* **Directions**:
a) How would you summarize the article on the European Union in two sentences?
b) Could you rewrite the article on the European Union from "Saturday 20 January" up to and including "better for it.", replacing "European Union" with "EU"?

* **Study text**:
--------------------------------------------------

Saturday 20 January 2018

What the EU does for us - and what we do for it

We can't afford to ignore the workings of an institution to which we give millions of euro, writes Philip Ryan

This time, the Taoiseach should go to the table in the knowledge that the public expect more from an institution our closest neighbours have branded a failure through a democratic vote. REUTERS/Francois Lenoir
This time, the Taoiseach should go to the table in the knowledge that the public expect more from an institution our closest neighbours have branded a failure through a democratic vote. REUTERS/Francois Lenoir
Philip Ryan

Philip Ryan

We don't usually have to pay much attention to the European Union and for the most part we are better for it.

In Ireland, the majority of us are happy to allow the grey-suited bureaucrats in Brussels run the Union without too much interference from us lowly citizens of Europe. It's only when there is an economic crisis of some description that our ears perk up and we all become experts on the markets and bond yields.

--------------------------------------------------

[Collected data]
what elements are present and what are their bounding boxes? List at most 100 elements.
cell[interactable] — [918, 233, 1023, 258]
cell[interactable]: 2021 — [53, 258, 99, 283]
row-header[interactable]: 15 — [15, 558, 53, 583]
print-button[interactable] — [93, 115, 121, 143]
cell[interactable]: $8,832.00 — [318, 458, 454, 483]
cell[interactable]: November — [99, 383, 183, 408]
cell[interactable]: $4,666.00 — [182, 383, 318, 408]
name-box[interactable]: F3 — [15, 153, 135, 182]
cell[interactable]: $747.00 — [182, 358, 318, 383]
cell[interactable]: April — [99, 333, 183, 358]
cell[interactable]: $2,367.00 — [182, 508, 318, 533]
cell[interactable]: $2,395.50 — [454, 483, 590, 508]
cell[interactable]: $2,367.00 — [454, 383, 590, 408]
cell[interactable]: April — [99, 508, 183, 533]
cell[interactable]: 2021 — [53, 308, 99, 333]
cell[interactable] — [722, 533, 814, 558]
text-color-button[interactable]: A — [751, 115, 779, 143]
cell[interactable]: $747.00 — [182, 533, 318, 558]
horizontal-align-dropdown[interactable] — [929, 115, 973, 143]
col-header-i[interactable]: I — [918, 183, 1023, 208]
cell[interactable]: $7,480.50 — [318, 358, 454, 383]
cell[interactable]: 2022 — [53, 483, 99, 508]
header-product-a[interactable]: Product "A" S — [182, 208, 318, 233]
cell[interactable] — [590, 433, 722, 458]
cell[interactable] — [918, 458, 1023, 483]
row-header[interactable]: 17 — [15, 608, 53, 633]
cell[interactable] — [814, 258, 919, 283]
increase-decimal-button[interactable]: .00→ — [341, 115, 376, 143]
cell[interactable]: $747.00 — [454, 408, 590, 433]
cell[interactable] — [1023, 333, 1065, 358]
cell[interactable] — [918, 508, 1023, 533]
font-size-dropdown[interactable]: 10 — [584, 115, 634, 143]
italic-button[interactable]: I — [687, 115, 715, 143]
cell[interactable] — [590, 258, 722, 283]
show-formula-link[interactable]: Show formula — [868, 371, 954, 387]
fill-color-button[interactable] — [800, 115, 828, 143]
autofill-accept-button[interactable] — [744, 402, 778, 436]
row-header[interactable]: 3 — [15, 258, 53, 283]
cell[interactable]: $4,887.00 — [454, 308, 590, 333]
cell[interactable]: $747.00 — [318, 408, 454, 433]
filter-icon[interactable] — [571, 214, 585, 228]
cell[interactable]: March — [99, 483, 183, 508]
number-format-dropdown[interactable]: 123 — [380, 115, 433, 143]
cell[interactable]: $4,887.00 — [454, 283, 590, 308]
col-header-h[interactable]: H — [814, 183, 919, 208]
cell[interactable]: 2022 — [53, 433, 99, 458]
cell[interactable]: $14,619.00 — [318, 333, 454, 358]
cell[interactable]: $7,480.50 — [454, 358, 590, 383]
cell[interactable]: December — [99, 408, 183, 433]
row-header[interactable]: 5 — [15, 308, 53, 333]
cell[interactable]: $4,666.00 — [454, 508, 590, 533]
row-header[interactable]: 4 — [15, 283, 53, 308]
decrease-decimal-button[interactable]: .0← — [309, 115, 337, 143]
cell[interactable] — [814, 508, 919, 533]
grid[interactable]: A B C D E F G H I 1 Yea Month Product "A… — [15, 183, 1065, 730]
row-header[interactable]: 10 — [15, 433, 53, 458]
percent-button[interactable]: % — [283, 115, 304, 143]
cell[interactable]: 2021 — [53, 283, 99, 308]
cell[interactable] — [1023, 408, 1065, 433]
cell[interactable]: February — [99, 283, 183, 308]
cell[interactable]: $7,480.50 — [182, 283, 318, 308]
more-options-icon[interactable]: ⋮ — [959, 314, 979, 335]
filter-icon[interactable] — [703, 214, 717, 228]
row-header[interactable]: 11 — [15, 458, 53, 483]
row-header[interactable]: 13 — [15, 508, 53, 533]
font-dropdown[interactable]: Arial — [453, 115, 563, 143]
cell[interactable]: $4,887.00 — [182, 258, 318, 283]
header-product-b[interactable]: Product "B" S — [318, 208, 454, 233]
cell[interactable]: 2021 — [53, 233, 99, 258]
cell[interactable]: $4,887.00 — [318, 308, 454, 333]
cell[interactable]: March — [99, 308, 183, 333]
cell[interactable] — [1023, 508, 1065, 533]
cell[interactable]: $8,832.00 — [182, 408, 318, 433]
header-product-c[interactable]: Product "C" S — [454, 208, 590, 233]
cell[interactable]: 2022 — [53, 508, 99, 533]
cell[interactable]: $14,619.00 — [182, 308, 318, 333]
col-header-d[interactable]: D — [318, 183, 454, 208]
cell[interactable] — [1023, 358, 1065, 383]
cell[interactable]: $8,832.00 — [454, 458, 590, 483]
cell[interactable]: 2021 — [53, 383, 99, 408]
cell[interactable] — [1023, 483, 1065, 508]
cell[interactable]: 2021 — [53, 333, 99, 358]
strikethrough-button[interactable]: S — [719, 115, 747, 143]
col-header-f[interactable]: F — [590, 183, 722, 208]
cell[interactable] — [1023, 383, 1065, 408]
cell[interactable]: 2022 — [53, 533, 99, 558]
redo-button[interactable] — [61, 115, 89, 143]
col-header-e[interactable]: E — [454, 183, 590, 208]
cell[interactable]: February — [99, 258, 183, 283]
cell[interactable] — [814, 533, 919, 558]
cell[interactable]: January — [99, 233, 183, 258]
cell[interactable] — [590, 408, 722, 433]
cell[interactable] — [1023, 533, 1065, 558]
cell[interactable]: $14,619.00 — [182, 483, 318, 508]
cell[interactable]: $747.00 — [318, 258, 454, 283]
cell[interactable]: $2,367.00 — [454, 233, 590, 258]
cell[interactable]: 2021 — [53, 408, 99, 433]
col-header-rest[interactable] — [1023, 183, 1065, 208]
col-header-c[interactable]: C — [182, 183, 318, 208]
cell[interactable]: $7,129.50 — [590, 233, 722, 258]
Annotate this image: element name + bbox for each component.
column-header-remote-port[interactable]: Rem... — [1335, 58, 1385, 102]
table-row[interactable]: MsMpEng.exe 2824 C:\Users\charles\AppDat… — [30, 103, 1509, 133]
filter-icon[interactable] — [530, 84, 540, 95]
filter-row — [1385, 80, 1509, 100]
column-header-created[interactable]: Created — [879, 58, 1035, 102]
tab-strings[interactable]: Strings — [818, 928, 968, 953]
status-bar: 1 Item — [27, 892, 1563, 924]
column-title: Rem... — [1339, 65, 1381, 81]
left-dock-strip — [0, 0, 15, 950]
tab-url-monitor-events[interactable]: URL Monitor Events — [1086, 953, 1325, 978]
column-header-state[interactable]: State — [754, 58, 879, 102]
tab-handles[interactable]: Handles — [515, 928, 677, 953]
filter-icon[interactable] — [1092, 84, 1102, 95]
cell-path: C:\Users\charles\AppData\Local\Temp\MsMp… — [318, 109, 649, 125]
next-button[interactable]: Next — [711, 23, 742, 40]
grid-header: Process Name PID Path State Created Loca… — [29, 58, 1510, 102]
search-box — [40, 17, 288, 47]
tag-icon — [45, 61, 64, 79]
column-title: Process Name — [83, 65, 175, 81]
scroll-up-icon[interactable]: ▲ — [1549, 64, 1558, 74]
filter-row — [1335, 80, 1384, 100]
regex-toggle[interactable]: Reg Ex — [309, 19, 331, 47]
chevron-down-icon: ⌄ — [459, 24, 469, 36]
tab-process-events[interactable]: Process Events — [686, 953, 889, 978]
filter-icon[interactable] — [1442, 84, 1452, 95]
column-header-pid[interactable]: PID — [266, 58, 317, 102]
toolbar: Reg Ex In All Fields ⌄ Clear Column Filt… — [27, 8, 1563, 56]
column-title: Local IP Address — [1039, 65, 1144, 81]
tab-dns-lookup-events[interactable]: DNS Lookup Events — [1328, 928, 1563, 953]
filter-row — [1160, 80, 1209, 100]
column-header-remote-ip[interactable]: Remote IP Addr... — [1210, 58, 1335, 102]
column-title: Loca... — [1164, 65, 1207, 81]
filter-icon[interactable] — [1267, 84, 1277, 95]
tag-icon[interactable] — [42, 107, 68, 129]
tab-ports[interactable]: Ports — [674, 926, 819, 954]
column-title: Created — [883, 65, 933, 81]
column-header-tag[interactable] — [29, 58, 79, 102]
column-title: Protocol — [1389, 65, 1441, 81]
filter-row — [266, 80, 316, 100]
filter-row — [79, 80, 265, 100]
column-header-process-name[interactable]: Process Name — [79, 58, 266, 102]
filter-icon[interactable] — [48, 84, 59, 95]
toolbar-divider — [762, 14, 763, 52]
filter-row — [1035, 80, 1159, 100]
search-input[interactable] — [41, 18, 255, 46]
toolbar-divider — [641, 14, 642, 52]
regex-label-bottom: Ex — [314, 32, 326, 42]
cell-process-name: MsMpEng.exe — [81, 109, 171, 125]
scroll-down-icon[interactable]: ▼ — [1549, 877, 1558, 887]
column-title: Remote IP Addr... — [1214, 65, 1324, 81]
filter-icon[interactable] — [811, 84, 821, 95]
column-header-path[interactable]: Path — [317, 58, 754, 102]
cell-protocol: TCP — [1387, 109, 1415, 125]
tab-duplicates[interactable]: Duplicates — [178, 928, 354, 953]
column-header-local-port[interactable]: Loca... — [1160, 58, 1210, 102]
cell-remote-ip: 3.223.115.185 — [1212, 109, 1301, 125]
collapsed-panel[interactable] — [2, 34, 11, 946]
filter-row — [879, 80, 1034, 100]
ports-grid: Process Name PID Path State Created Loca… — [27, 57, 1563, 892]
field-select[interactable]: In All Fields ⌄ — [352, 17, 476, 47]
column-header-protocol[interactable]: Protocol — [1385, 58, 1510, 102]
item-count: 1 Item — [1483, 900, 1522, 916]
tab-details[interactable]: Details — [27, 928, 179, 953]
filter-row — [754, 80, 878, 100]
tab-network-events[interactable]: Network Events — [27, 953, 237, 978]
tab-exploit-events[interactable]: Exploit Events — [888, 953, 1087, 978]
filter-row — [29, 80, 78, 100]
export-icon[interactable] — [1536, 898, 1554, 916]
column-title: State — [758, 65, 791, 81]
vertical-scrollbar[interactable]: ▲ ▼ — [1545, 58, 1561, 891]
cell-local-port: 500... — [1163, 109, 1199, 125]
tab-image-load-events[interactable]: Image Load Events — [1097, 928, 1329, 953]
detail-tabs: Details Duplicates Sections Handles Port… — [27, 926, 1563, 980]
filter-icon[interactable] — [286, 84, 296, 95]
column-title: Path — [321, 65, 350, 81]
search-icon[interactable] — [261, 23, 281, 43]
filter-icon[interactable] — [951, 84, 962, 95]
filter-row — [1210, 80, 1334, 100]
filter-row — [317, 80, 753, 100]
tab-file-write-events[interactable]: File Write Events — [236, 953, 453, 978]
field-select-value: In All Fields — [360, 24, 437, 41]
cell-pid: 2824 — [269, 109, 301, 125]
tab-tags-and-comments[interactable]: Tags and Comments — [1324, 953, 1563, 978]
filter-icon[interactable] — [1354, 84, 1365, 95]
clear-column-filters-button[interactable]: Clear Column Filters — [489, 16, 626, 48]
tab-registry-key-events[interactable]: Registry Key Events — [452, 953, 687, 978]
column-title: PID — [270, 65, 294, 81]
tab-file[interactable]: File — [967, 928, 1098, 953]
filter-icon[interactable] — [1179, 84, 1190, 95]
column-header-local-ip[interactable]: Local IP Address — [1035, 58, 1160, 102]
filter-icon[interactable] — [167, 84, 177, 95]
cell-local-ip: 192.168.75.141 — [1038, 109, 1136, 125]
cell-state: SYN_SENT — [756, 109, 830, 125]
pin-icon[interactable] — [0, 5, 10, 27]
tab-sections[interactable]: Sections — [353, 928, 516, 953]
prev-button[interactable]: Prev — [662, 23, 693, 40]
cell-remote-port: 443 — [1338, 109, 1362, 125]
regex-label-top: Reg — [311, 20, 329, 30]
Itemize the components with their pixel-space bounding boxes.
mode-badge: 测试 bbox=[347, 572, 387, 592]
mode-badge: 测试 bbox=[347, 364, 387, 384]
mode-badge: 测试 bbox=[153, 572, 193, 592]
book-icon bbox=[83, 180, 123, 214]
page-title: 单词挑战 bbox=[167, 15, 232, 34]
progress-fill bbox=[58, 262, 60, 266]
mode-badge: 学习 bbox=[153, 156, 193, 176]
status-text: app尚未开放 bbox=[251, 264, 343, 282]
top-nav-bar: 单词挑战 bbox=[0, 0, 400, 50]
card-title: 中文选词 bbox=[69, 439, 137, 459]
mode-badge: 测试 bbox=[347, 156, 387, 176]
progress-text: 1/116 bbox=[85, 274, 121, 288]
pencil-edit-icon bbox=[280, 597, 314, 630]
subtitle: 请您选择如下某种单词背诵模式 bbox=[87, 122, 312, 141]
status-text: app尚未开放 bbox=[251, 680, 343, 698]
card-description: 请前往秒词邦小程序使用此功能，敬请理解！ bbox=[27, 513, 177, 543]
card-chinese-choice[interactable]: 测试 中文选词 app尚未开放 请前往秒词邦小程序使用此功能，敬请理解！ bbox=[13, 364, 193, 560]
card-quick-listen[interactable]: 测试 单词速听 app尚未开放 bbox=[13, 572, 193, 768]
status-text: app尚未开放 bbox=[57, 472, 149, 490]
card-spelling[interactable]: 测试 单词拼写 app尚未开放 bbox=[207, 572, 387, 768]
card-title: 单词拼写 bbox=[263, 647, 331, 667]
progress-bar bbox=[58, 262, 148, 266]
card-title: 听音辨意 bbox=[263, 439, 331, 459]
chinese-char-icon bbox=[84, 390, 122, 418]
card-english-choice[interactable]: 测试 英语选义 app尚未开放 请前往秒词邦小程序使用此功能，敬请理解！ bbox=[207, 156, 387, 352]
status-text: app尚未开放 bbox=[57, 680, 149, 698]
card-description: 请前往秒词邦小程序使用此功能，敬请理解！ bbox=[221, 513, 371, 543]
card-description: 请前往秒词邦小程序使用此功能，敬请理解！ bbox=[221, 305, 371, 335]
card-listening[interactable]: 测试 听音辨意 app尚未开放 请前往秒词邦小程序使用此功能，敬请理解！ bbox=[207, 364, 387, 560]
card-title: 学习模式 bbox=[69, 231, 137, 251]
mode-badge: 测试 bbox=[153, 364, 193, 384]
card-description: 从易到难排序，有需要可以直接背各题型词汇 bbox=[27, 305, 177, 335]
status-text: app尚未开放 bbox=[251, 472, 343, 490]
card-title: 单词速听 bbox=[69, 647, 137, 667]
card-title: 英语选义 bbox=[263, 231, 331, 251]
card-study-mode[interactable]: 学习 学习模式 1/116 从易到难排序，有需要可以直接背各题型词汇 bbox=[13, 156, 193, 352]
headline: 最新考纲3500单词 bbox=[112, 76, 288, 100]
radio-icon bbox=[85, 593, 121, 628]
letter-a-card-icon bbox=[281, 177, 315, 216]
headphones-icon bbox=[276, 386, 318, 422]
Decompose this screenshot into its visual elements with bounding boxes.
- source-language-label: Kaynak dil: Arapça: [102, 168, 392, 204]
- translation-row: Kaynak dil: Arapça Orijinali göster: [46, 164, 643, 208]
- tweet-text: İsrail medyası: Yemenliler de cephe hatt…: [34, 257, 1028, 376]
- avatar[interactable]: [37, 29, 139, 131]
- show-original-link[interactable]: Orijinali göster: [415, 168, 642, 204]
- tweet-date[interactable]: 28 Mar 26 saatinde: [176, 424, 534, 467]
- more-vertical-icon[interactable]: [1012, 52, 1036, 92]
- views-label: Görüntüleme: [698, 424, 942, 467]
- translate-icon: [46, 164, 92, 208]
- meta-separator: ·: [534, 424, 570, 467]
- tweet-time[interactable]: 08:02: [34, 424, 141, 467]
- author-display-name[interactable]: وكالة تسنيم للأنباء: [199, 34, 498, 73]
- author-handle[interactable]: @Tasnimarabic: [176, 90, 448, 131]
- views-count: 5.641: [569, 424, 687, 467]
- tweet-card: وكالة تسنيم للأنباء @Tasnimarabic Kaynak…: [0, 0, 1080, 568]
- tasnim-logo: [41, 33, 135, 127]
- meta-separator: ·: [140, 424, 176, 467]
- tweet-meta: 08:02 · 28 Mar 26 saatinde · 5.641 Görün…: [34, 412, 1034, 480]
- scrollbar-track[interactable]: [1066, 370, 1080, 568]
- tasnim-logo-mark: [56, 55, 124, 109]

--------------------------------------------------

* **Solutions to the problems**:
a) Philip Ryan writes that the Irish can't afford to ignore the workings of the European Union, an institution to which they give millions of euro. Most of them pay it little attention and let the bureaucrats in Brussels run it, and they take an interest only when there is an economic crisis.

b)
Saturday 20 January 2018

What the EU does for us - and what we do for it

We can't afford to ignore the workings of an institution to which we give millions of euro, writes Philip Ryan

This time, the Taoiseach should go to the table in the knowledge that the public expect more from an institution our closest neighbours have branded a failure through a democratic vote. REUTERS/Francois Lenoir
This time, the Taoiseach should go to the table in the knowledge that the public expect more from an institution our closest neighbours have branded a failure through a democratic vote. REUTERS/Francois Lenoir
Philip Ryan

Philip Ryan

We don't usually have to pay much attention to the EU and for the most part we are better for it.